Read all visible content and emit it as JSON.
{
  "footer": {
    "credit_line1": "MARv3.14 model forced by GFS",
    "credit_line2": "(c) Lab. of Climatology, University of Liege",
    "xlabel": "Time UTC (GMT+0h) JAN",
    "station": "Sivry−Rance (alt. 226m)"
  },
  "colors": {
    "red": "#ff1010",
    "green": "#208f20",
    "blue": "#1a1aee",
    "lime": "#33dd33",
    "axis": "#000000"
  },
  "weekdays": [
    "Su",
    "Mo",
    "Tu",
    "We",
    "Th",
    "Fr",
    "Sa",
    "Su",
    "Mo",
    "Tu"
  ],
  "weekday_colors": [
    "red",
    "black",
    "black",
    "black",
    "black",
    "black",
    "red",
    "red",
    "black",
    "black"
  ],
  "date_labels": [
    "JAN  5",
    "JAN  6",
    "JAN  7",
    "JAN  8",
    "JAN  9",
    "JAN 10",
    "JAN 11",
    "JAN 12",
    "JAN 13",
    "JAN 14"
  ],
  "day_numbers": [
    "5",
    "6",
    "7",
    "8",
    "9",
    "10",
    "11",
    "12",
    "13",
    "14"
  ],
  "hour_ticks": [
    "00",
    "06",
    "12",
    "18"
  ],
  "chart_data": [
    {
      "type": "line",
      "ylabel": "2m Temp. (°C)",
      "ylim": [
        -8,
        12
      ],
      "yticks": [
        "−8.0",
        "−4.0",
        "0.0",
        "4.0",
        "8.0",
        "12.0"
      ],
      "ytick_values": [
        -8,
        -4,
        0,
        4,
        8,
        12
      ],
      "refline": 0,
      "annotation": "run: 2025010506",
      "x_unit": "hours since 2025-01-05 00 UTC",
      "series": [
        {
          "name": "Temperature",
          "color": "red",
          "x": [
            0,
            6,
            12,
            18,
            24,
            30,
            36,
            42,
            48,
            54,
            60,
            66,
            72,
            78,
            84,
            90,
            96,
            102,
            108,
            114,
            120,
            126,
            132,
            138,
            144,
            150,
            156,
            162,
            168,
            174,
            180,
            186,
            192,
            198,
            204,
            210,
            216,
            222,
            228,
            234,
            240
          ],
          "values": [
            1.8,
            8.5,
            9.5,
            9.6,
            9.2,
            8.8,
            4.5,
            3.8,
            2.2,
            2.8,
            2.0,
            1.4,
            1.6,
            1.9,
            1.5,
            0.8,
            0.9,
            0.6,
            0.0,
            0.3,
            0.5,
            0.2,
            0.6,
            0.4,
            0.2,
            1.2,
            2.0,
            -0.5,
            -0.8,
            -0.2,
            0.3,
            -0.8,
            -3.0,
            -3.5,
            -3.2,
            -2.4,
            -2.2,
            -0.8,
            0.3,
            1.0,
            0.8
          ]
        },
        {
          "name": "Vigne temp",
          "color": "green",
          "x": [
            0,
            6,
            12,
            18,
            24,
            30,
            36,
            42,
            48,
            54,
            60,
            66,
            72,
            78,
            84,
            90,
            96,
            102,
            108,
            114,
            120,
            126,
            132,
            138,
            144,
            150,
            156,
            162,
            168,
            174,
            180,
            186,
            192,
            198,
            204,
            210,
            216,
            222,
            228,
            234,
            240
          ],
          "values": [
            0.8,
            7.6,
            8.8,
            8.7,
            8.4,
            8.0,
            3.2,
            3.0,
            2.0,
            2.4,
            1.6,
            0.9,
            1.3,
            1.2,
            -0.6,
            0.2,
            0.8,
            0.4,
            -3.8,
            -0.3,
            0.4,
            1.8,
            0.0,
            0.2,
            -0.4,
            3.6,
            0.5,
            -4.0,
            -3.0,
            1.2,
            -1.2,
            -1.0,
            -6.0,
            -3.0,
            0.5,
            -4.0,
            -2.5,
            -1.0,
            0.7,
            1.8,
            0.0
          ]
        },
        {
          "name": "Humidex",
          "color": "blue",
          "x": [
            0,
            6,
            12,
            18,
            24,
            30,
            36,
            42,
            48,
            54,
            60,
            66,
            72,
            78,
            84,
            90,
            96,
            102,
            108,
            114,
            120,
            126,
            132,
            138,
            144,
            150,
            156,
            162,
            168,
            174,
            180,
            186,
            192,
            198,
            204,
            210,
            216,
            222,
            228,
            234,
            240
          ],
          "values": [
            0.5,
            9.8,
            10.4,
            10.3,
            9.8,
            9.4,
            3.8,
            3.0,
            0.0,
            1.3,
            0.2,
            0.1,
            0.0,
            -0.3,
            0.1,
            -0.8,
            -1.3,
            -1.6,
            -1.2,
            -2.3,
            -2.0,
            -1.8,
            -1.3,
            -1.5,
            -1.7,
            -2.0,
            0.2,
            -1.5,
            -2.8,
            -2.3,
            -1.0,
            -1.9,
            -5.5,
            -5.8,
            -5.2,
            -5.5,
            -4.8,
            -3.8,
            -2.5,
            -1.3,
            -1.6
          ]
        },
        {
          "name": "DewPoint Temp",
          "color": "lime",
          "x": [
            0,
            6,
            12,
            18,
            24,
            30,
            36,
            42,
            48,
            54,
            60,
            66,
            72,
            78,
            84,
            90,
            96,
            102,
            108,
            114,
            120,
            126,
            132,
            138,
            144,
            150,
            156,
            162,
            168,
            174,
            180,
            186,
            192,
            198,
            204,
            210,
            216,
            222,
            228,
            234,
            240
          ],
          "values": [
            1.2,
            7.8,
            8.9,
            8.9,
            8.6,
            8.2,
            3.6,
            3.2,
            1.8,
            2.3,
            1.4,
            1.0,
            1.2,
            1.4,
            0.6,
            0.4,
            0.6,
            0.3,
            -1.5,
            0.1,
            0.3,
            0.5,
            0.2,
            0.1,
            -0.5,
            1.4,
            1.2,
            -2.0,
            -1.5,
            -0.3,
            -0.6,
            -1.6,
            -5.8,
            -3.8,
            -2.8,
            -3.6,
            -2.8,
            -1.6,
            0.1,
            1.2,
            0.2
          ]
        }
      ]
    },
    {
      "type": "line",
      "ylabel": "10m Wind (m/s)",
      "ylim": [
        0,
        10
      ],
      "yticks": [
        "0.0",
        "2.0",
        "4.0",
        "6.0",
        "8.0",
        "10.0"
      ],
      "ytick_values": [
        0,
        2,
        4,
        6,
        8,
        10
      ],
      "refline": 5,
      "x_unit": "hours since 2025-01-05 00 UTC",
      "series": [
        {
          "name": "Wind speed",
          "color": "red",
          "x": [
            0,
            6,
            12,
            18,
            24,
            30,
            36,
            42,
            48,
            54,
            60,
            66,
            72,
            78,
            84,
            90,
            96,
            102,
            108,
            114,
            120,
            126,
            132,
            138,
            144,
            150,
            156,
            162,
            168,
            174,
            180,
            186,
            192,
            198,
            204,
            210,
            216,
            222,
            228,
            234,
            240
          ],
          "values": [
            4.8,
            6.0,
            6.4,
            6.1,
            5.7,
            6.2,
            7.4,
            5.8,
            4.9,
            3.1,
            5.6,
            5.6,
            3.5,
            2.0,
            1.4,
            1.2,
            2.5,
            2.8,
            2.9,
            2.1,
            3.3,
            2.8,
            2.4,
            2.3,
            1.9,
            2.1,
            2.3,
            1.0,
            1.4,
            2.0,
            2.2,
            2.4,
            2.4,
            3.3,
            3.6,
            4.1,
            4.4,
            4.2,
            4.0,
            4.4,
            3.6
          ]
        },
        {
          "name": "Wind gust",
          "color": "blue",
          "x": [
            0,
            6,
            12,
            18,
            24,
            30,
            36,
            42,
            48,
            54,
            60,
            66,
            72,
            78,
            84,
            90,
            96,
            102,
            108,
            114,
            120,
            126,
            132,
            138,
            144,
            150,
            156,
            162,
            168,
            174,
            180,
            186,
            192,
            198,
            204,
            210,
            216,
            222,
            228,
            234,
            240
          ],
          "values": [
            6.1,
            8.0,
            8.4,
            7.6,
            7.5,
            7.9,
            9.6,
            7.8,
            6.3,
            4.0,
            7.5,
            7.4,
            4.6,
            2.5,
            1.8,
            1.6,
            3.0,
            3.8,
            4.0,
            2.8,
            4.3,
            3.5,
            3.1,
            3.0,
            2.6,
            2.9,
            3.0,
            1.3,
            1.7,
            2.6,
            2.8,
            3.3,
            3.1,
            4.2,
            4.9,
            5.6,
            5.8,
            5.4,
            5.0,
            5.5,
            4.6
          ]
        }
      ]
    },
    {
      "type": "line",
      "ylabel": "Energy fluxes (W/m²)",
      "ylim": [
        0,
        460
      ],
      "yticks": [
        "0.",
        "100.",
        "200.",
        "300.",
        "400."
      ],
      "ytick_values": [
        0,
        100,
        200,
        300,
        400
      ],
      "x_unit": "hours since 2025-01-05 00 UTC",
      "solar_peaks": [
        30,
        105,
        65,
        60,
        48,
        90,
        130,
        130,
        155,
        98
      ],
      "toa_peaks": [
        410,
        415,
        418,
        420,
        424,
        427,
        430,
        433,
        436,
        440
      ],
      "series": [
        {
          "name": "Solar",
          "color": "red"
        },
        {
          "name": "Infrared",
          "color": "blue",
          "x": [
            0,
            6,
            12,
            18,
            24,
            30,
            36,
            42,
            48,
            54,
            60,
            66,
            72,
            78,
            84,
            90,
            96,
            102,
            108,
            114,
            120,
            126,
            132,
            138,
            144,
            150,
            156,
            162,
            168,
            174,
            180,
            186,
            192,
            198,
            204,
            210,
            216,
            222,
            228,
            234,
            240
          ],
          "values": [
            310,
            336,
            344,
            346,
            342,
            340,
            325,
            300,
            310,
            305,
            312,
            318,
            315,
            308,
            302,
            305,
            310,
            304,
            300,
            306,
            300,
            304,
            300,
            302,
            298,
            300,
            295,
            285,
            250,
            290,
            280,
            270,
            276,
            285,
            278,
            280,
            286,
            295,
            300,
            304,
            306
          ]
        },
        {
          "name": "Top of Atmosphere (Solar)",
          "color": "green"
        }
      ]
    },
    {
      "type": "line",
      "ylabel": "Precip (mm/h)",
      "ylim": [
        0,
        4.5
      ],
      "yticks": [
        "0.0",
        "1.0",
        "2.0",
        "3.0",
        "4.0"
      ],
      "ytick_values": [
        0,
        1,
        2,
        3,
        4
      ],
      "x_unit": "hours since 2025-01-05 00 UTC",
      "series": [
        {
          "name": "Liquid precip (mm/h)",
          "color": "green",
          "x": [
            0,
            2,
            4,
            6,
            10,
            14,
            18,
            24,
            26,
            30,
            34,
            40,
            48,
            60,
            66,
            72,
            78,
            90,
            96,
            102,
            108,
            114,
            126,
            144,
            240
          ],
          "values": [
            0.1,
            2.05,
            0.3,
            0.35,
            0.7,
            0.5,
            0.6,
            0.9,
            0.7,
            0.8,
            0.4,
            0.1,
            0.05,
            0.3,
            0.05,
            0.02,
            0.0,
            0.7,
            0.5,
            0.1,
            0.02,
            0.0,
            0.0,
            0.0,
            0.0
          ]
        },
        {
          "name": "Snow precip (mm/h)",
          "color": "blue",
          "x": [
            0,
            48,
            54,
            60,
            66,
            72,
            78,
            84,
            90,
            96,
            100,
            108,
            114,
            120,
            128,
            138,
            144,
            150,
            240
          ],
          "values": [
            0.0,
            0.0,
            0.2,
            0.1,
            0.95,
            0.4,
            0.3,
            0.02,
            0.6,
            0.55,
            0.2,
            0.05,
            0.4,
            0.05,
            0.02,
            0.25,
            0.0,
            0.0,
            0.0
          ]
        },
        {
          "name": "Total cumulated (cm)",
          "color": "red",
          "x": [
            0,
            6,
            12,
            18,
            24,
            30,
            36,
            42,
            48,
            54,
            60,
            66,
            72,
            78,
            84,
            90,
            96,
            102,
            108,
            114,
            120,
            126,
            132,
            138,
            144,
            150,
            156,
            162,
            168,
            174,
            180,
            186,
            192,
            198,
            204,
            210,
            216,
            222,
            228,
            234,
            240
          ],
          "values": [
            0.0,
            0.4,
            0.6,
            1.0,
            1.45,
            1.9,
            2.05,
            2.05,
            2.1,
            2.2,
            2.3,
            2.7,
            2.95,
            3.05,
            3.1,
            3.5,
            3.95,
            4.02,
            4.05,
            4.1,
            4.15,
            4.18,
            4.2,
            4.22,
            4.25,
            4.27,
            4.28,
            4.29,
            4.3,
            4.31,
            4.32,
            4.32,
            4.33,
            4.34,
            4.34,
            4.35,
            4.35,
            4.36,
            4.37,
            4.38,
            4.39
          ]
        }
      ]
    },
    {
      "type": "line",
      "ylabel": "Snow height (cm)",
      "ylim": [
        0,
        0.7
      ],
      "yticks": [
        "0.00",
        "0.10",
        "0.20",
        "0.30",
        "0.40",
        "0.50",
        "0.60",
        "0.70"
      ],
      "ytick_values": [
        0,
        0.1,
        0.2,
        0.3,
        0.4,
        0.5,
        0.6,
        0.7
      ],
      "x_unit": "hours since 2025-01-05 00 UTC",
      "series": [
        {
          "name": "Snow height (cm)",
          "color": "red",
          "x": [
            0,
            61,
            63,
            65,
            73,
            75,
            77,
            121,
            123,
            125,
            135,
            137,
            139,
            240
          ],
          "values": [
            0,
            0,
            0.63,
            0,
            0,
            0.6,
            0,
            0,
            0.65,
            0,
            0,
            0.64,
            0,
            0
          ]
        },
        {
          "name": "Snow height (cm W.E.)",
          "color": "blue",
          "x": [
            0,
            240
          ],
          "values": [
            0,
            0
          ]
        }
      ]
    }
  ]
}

══════════

Select every line above that contains the word "Wind", and copy it.

| EXERCISE RESULT |
      "ylabel": "10m Wind (m/s)",
          "name": "Wind speed",
          "name": "Wind gust",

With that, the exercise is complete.